┌────────

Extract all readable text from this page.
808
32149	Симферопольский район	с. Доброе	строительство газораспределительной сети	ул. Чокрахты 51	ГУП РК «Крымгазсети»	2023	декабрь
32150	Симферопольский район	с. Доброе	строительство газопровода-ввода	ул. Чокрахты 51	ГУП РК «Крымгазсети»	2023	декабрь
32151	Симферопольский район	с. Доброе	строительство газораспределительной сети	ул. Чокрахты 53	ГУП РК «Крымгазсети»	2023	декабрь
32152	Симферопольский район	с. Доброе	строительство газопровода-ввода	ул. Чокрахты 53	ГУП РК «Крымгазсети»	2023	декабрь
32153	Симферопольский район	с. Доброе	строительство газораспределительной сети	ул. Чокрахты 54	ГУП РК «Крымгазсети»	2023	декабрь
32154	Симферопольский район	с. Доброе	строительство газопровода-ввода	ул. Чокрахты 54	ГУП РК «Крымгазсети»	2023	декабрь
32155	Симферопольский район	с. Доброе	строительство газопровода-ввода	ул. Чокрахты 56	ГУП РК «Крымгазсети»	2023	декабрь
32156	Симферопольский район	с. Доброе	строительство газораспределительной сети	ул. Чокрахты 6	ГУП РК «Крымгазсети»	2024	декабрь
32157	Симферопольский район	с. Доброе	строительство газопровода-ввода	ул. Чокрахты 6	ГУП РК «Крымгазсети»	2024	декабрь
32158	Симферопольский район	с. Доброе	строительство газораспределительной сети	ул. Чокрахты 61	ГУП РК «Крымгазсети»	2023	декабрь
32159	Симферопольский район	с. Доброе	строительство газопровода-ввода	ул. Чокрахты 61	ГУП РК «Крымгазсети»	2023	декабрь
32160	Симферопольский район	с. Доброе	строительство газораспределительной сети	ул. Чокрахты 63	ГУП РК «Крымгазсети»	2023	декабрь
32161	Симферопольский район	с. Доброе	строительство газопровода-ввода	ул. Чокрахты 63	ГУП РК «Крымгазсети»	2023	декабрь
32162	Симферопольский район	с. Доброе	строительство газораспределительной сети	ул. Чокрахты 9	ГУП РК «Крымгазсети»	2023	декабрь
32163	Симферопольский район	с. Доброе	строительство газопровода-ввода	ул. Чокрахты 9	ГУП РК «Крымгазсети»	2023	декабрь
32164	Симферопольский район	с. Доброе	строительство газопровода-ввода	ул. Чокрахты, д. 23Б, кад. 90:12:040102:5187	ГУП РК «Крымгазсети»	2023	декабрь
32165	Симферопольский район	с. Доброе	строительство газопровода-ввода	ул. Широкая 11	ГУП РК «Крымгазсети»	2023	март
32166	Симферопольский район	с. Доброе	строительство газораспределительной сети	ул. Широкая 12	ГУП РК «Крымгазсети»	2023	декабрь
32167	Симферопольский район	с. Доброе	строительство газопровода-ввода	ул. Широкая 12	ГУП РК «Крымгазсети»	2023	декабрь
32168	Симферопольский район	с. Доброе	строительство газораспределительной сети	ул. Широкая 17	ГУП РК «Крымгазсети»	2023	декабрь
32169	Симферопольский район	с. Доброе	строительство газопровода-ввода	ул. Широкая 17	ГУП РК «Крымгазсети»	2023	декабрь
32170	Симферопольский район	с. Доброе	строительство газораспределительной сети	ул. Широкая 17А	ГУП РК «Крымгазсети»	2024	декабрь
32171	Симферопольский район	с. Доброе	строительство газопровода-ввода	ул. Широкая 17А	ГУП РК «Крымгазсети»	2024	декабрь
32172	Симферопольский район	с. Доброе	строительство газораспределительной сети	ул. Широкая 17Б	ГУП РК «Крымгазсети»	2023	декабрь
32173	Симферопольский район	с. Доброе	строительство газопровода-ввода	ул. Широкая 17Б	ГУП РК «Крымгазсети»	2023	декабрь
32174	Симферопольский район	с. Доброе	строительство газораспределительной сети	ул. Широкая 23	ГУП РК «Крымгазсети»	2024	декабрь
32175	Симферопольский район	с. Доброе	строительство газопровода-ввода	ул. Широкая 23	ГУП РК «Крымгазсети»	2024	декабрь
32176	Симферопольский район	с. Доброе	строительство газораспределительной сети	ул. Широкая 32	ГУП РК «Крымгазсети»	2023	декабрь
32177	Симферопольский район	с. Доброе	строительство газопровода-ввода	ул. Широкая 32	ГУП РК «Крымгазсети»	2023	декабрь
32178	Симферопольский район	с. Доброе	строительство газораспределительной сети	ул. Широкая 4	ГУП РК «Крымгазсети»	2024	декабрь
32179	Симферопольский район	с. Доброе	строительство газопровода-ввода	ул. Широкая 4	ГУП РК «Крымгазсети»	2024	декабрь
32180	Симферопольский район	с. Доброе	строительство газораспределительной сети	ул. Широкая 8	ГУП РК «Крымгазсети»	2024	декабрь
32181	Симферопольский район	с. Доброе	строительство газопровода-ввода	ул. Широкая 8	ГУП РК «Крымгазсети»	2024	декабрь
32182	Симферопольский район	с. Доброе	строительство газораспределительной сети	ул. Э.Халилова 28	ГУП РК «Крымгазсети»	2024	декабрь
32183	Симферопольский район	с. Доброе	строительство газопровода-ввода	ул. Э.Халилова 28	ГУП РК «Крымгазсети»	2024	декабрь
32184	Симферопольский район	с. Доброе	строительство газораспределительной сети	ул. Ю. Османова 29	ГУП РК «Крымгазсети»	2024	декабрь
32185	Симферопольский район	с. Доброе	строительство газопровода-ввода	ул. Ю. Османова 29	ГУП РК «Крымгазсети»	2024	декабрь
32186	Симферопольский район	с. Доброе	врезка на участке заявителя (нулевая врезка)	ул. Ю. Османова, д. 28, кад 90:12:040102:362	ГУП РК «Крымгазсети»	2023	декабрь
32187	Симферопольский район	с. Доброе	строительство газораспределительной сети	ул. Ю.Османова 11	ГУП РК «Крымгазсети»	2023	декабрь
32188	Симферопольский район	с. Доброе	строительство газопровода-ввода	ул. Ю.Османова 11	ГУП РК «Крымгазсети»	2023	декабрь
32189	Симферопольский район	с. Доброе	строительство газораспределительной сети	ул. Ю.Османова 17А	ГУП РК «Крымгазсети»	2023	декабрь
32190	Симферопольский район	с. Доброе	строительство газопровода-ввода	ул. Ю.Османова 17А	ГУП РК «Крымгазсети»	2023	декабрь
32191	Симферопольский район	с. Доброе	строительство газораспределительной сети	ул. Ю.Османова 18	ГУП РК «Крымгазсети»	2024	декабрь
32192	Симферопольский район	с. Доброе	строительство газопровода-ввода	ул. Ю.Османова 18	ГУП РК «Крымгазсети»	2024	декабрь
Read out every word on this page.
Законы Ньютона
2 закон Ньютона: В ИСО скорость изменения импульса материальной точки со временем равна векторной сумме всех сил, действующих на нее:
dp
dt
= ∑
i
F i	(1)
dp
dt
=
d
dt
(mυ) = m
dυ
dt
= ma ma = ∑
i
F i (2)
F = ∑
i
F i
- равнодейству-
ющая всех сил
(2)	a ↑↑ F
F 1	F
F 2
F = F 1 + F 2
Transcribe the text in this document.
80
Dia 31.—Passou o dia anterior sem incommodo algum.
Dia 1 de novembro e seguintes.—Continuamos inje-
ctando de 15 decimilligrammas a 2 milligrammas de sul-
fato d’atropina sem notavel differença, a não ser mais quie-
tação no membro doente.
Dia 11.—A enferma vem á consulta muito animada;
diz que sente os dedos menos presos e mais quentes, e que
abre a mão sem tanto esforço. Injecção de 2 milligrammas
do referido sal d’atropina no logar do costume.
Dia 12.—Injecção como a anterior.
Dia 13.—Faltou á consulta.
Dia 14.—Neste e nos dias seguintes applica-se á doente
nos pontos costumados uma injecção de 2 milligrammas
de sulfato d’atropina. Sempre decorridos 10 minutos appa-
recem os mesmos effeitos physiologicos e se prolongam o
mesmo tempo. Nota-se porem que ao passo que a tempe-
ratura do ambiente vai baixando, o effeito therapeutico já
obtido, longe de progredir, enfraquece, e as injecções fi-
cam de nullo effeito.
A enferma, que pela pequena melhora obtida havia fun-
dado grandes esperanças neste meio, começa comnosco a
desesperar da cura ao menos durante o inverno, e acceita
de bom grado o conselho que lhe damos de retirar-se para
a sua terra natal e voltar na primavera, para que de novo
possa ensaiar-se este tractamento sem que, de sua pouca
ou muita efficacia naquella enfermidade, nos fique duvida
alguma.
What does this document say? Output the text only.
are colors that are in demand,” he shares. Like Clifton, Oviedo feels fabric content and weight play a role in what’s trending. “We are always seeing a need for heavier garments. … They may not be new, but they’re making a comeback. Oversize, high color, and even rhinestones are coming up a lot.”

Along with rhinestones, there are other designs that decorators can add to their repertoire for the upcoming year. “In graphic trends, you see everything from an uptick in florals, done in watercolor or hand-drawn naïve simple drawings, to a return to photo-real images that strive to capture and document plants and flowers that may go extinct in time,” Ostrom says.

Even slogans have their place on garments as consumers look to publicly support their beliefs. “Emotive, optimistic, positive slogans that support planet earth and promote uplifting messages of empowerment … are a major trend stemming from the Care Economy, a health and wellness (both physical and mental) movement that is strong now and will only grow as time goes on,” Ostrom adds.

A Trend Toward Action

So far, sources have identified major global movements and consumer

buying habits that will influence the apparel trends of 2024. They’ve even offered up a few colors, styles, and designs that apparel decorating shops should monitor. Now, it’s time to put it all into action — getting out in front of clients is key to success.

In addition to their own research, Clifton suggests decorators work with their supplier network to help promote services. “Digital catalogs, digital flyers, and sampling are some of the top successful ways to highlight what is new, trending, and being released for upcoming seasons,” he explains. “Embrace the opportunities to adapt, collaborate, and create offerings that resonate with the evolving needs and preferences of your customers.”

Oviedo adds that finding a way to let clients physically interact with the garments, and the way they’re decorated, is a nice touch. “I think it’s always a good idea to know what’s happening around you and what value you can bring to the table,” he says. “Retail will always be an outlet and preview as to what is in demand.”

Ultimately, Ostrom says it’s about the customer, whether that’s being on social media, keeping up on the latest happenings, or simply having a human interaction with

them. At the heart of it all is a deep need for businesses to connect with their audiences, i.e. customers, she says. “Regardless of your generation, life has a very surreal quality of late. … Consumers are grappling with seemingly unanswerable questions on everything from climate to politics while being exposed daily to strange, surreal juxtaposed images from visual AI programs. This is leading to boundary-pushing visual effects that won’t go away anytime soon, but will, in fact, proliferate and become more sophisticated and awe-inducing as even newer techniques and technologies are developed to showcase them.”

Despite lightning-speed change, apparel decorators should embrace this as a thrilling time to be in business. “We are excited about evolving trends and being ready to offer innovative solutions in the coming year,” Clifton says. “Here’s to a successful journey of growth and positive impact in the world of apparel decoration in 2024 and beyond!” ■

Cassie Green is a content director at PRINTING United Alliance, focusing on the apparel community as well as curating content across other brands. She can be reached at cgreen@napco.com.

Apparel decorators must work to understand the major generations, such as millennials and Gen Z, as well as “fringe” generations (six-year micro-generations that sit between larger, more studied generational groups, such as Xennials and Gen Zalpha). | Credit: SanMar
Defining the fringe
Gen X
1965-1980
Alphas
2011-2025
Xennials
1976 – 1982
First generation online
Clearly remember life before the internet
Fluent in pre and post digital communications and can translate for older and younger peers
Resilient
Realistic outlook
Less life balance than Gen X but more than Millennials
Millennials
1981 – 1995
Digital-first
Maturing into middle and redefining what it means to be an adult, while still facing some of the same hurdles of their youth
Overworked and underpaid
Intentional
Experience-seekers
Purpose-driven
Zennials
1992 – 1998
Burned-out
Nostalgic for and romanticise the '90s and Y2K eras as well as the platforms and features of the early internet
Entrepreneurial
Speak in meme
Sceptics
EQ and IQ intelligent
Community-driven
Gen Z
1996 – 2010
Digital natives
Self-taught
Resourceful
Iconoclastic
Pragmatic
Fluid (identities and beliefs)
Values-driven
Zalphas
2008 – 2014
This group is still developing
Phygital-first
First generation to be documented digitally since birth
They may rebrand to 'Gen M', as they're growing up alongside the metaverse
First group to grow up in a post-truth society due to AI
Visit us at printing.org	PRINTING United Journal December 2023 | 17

└────────

**Set exercise**
Copy out all lines where the word "while" appears.

**Response below**
them. At the heart of it all is a deep need for businesses to connect with their audiences, i.e. customers, she says. “Regardless of your generation, life has a very surreal quality of late. … Consumers are grappling with seemingly unanswerable questions on everything from climate to politics while being exposed daily to strange, surreal juxtaposed images from visual AI programs. This is leading to boundary-pushing visual effects that won’t go away anytime soon, but will, in fact, proliferate and become more sophisticated and awe-inducing as even newer techniques and technologies are developed to showcase them.”
Maturing into middle and redefining what it means to be an adult, while still facing some of the same hurdles of their youth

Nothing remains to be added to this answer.